» Task objective: Nothing but the lines from the one containing "Give me the" through the last line should be written out, please, exactly as they stand.

» Data records:
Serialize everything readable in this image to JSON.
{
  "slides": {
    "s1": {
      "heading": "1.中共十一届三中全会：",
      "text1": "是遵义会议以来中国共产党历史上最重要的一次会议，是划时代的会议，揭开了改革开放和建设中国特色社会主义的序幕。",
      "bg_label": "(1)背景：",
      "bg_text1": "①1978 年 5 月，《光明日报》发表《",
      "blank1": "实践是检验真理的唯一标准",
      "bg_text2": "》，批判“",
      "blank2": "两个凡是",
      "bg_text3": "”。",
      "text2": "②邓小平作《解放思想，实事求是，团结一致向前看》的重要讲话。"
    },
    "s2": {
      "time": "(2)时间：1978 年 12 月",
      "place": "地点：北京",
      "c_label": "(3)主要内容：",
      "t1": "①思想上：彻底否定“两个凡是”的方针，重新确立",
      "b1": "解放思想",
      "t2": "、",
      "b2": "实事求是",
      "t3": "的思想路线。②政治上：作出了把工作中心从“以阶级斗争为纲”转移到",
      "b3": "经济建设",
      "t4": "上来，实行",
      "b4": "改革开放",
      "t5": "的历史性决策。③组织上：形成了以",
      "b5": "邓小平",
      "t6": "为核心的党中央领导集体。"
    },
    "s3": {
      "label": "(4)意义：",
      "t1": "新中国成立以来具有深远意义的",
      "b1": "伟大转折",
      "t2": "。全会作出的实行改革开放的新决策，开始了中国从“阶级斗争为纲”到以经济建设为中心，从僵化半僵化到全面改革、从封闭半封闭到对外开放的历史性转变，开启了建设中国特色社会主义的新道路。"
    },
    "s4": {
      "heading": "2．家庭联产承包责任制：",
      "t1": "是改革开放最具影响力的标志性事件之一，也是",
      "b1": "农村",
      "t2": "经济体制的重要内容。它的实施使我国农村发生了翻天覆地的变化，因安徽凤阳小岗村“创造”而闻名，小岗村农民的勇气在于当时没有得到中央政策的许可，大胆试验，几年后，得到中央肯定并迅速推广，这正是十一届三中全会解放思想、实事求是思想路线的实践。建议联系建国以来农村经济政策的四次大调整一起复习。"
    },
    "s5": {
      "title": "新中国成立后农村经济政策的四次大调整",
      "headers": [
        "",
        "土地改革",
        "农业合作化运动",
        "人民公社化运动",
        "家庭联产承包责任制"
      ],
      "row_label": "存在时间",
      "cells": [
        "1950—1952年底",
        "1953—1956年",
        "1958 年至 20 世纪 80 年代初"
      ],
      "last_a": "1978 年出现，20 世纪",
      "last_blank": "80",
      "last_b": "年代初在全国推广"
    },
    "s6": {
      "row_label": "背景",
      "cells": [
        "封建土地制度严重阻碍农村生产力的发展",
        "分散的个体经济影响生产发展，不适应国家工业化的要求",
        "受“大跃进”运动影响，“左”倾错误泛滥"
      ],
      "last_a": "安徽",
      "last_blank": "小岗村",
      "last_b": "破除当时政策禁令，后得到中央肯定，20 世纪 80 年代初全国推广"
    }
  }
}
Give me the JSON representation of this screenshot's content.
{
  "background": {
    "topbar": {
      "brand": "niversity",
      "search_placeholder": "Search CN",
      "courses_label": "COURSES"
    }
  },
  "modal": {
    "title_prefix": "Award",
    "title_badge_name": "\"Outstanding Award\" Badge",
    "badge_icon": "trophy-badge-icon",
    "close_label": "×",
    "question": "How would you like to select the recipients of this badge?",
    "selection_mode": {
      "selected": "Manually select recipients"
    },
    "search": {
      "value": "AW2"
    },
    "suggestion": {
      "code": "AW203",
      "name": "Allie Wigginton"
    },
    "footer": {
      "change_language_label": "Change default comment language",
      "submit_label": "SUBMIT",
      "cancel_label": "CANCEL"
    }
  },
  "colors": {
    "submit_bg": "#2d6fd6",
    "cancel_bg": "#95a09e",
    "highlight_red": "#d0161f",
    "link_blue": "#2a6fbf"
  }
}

» Solution for this problem:
Give me the JSON representation of this screenshot's content.
{
  "background": {
    "topbar": {
      "brand": "niversity",
      "search_placeholder": "Search CN",
      "courses_label": "COURSES"
    }
  },
  "modal": {
    "title_prefix": "Award",
    "title_badge_name": "\"Outstanding Award\" Badge",
    "badge_icon": "trophy-badge-icon",
    "close_label": "×",
    "question": "How would you like to select the recipients of this badge?",
    "selection_mode": {
      "selected": "Manually select recipients"
    },
    "search": {
      "value": "AW2"
    },
    "suggestion": {
      "code": "AW203",
      "name": "Allie Wigginton"
    },
    "footer": {
      "change_language_label": "Change default comment language",
      "submit_label": "SUBMIT",
      "cancel_label": "CANCEL"
    }
  },
  "colors": {
    "submit_bg": "#2d6fd6",
    "cancel_bg": "#95a09e",
    "highlight_red": "#d0161f",
    "link_blue": "#2a6fbf"
  }
}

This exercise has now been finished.